[Stored items from a collection]
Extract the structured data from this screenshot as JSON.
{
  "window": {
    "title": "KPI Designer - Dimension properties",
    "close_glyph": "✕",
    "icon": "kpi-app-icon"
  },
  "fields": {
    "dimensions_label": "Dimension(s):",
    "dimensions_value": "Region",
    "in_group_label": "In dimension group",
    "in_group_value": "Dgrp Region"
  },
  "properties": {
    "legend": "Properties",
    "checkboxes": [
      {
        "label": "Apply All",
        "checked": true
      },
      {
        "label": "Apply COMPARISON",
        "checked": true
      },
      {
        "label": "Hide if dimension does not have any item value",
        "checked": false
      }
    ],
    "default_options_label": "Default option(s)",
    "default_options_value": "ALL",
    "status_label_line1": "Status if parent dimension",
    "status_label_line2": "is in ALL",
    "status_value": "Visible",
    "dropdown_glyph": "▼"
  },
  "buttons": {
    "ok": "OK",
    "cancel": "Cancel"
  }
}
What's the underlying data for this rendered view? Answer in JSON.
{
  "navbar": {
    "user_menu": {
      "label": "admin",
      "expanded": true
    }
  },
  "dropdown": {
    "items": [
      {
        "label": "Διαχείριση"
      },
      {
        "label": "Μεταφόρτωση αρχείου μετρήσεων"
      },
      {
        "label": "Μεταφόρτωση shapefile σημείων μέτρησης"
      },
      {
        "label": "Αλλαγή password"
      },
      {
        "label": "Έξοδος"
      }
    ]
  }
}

### EXERCISE DETAILS
Take the line with "What's the underlying" and all lines after it through the end of the records, and write them out exactly; include nothing else.

### THE RESPONSE
What's the underlying data for this rendered view? Answer in JSON.
{
  "navbar": {
    "user_menu": {
      "label": "admin",
      "expanded": true
    }
  },
  "dropdown": {
    "items": [
      {
        "label": "Διαχείριση"
      },
      {
        "label": "Μεταφόρτωση αρχείου μετρήσεων"
      },
      {
        "label": "Μεταφόρτωση shapefile σημείων μέτρησης"
      },
      {
        "label": "Αλλαγή password"
      },
      {
        "label": "Έξοδος"
      }
    ]
  }
}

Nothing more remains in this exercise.